Given entries.
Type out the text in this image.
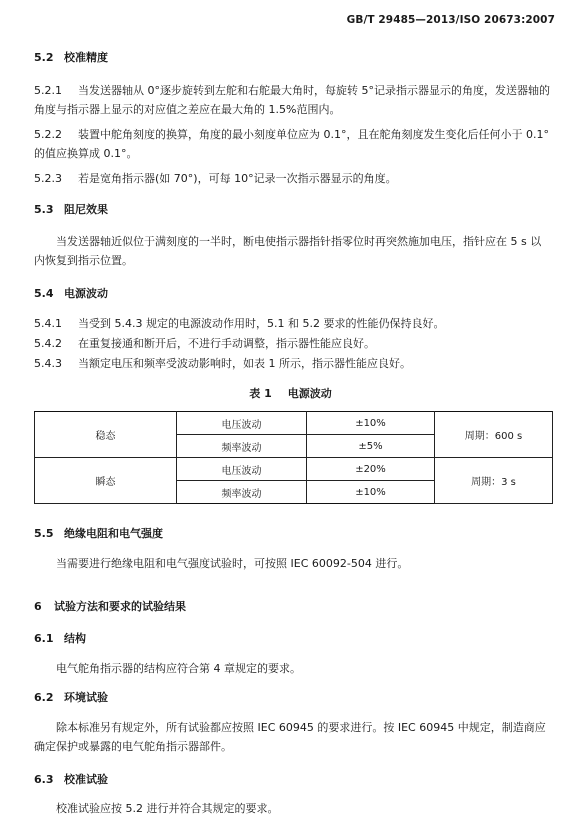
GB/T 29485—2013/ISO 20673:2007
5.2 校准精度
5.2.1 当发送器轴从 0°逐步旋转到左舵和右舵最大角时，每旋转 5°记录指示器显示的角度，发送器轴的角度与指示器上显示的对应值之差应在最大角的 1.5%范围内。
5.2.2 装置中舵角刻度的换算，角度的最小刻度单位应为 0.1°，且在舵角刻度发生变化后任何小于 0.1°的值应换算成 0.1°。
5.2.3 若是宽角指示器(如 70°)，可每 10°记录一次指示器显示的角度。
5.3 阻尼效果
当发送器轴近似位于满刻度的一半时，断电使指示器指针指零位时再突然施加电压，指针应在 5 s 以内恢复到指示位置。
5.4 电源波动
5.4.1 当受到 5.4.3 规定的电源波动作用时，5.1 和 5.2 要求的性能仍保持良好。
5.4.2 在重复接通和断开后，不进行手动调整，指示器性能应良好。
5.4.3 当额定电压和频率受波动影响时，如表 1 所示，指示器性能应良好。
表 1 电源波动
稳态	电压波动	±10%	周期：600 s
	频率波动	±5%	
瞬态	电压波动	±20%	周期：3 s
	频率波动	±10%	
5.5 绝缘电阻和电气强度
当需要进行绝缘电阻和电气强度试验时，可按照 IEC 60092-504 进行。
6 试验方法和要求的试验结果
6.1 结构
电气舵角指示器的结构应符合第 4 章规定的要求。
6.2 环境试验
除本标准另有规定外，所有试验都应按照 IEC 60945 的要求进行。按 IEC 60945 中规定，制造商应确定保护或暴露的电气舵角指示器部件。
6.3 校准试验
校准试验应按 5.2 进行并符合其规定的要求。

* * *

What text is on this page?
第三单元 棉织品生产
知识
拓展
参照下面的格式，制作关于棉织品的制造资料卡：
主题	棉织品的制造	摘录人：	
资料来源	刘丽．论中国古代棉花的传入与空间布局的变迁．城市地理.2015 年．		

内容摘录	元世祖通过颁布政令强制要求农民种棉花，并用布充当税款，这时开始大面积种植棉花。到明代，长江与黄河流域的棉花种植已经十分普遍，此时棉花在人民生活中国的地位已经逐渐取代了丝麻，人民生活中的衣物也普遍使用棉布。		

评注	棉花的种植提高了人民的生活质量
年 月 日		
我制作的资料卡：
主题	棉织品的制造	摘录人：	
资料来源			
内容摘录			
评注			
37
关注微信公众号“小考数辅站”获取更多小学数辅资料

--

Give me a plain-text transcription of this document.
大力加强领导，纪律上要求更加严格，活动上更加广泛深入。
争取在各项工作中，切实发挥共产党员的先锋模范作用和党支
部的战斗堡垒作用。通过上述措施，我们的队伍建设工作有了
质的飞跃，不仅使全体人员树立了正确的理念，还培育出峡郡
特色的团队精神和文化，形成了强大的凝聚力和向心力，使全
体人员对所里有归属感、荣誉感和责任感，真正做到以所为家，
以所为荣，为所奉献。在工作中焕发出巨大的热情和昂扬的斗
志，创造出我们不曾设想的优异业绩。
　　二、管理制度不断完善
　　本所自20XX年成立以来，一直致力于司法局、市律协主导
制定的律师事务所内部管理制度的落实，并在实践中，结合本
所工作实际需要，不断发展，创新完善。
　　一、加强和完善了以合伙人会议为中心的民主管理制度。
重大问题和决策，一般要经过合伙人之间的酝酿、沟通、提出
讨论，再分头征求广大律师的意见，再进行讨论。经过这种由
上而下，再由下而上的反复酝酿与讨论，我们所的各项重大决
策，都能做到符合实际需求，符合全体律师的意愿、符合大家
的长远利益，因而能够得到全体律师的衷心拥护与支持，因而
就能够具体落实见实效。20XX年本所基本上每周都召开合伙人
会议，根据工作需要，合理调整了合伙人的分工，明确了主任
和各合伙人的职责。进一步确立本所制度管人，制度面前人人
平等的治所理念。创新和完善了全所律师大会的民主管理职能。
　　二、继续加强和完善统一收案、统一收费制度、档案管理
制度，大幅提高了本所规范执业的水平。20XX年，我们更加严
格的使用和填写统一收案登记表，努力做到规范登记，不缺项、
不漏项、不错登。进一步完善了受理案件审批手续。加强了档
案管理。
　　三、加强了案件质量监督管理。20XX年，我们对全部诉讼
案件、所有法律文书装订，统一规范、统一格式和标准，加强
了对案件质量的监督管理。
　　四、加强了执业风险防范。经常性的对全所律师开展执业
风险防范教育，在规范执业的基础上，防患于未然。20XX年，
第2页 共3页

What you need to do.
Every line in the data above that contains "this" needs to be copied.

The result.
Type out the text in this image.
What text is on this page?
Give me a plain-text transcription of this document.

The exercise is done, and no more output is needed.